* begin DATA LISTING *

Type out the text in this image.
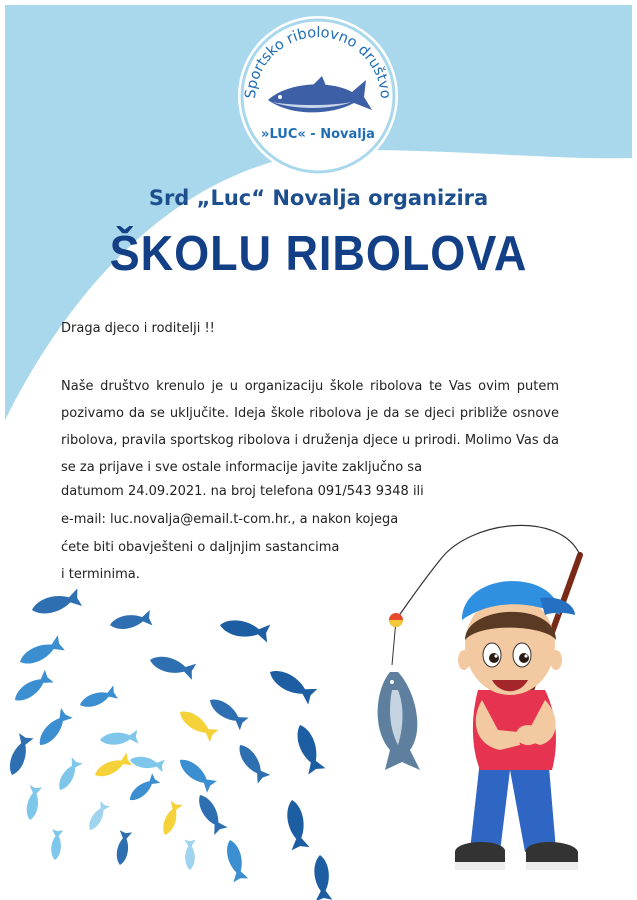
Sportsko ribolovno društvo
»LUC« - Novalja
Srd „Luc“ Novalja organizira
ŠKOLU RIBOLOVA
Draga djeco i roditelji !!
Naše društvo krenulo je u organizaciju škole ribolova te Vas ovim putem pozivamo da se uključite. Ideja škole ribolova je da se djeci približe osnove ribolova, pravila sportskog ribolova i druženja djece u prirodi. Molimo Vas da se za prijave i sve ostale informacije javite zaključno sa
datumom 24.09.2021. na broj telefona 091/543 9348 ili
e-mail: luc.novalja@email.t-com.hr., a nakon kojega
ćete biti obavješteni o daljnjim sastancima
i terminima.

* end DATA LISTING *
* begin DATA LISTING *

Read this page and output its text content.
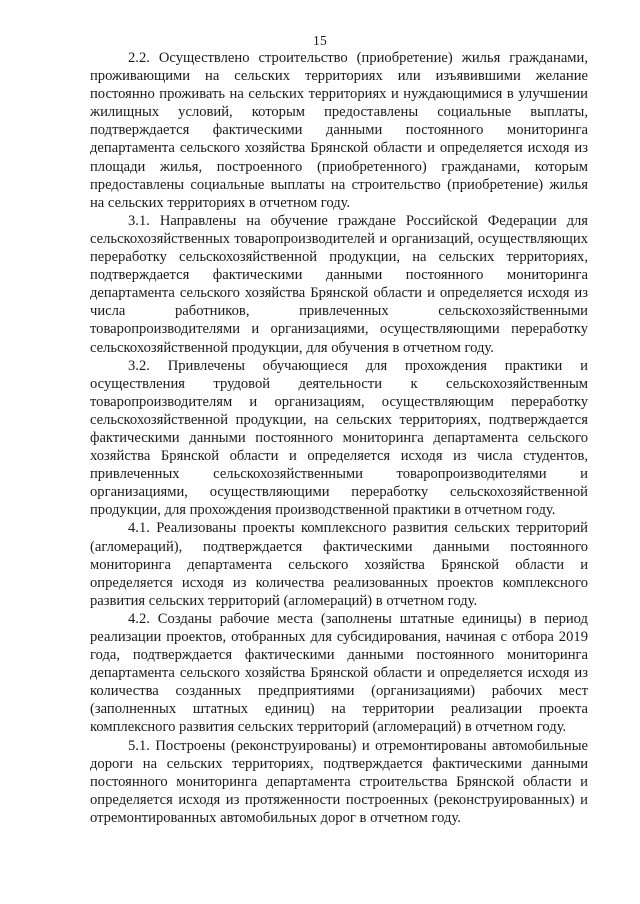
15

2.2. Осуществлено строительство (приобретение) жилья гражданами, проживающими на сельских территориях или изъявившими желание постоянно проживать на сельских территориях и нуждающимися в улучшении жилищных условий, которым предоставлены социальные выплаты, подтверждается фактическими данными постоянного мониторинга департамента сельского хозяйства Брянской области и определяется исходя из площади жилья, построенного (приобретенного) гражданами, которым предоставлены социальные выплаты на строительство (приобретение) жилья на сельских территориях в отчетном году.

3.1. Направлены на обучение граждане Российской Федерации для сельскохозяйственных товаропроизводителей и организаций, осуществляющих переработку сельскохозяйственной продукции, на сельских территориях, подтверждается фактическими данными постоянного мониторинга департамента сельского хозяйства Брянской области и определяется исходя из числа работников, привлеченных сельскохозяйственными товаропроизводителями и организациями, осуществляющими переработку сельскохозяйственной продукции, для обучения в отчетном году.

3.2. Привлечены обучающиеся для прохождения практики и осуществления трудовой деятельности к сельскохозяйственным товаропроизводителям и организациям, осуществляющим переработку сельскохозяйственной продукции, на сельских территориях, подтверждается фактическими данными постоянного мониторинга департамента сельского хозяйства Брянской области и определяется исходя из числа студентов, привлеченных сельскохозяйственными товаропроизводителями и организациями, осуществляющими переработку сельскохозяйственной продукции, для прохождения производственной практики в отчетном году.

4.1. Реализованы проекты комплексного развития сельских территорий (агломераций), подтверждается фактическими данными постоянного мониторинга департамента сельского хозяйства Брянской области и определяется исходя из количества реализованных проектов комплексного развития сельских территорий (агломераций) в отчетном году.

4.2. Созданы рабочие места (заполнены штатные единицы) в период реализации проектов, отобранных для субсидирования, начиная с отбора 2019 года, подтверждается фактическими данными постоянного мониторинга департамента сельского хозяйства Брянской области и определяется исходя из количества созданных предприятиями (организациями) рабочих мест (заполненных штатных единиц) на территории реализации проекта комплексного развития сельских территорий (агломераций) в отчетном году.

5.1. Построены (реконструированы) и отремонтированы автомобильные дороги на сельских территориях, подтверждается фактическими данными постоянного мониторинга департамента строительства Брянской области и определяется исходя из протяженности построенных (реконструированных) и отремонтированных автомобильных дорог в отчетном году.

* end DATA LISTING *

== INSTRUCTIONS FOR THE TASK ==
Your task is to report how many lines of the material include the string "комплексного". Give the number and no other words.

== EXERCISE RESPONSE ==
2